▶ Set task: Below, find each line holding "Concluído" and state how many there are, using the number alone.

Records from a data source
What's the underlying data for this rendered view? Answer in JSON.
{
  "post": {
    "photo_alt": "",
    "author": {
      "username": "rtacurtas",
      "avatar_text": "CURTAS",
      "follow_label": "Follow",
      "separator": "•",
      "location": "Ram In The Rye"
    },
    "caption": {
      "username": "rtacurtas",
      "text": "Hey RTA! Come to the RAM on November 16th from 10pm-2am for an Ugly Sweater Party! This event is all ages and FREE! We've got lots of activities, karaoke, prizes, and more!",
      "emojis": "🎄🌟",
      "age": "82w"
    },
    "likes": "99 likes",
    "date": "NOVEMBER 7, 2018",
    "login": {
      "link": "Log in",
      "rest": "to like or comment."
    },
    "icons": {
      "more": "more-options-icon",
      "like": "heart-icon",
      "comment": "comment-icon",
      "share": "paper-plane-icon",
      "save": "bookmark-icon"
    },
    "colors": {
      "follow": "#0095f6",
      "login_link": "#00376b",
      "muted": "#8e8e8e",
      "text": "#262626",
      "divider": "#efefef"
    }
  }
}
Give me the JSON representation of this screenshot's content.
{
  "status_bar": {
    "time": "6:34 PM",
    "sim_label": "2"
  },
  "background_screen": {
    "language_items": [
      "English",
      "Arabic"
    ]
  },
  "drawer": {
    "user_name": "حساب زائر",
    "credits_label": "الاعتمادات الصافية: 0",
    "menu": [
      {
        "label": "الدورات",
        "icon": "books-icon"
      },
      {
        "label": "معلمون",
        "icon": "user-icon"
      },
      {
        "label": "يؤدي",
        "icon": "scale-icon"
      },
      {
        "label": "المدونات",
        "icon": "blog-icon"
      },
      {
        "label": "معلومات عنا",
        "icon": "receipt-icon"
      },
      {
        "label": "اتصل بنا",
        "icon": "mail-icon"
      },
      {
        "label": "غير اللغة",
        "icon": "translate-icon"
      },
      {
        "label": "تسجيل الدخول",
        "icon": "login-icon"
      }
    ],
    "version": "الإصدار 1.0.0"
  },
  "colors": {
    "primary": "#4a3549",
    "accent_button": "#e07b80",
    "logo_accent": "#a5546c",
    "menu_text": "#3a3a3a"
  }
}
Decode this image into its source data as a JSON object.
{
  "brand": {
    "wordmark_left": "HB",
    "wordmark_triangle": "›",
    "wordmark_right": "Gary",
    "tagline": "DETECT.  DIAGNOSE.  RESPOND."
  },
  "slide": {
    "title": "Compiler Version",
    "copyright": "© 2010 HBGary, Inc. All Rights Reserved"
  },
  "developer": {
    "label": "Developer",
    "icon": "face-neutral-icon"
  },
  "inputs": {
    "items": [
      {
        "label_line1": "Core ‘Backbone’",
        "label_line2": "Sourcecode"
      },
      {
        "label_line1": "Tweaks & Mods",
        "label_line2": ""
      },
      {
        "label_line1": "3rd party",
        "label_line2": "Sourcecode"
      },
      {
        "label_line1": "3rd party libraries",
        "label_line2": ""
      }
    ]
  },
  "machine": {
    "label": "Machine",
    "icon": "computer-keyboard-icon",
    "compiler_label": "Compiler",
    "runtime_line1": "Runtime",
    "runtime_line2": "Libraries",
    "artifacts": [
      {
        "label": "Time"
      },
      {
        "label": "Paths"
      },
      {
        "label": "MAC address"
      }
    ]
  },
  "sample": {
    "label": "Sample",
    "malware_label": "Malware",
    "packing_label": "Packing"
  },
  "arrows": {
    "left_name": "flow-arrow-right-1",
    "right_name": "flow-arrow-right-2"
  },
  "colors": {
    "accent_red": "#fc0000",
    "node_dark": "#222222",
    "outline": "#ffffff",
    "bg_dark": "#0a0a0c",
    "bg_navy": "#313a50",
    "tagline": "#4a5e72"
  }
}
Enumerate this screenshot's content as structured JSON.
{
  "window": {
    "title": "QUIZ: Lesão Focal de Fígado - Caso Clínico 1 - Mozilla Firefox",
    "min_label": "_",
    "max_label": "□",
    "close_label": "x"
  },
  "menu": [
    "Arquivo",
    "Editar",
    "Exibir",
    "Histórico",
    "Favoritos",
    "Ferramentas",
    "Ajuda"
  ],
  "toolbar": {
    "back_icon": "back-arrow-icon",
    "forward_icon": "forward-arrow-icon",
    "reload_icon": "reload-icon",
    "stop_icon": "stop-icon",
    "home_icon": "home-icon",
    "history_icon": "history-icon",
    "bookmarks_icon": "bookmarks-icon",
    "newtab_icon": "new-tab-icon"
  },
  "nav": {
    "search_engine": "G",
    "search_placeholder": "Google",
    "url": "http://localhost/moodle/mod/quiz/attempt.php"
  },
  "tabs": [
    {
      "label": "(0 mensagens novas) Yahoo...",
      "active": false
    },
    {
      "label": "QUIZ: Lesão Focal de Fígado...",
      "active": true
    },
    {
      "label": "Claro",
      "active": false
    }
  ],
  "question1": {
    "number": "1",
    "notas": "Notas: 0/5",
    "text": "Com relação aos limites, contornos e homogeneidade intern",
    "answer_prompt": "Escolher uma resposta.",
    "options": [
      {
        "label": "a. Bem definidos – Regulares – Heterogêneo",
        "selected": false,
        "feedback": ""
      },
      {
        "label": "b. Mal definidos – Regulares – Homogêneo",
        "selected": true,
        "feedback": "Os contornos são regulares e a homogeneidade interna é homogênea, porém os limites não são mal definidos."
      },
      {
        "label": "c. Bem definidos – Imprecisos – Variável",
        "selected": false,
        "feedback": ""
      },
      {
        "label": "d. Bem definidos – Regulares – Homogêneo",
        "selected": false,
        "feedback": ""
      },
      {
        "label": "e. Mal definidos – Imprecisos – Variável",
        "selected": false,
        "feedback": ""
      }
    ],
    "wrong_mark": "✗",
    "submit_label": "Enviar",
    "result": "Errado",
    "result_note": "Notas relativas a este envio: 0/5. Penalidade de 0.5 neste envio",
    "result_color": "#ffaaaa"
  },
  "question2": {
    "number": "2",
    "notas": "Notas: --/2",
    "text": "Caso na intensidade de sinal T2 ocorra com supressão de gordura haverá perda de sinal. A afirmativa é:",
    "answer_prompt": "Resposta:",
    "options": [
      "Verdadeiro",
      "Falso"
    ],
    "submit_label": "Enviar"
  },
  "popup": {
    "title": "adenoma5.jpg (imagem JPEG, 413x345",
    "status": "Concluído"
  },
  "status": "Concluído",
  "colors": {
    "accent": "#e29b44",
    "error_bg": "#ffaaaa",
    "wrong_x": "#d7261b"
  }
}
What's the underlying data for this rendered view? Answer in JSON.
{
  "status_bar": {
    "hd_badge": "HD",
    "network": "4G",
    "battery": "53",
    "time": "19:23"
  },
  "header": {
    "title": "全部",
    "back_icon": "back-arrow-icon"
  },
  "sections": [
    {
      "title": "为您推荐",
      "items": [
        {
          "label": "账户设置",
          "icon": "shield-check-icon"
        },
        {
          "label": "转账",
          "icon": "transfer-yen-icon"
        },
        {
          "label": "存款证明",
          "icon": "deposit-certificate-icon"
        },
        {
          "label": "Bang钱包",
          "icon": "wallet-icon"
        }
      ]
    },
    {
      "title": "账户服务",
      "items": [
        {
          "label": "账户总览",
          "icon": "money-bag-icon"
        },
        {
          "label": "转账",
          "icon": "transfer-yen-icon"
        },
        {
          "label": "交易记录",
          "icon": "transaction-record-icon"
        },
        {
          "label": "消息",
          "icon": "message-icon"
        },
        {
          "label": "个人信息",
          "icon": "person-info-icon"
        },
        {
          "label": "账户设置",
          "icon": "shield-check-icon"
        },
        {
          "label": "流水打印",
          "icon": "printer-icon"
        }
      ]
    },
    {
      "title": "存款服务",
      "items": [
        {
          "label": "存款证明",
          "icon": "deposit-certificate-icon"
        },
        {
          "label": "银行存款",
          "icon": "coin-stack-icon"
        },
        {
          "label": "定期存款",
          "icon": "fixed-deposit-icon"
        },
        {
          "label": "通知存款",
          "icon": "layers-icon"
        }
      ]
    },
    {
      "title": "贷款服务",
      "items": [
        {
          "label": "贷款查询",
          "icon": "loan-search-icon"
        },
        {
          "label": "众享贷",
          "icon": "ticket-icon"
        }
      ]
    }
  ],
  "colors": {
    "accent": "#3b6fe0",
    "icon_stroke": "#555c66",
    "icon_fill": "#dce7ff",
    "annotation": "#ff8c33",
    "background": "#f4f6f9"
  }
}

▶ Written solution: 2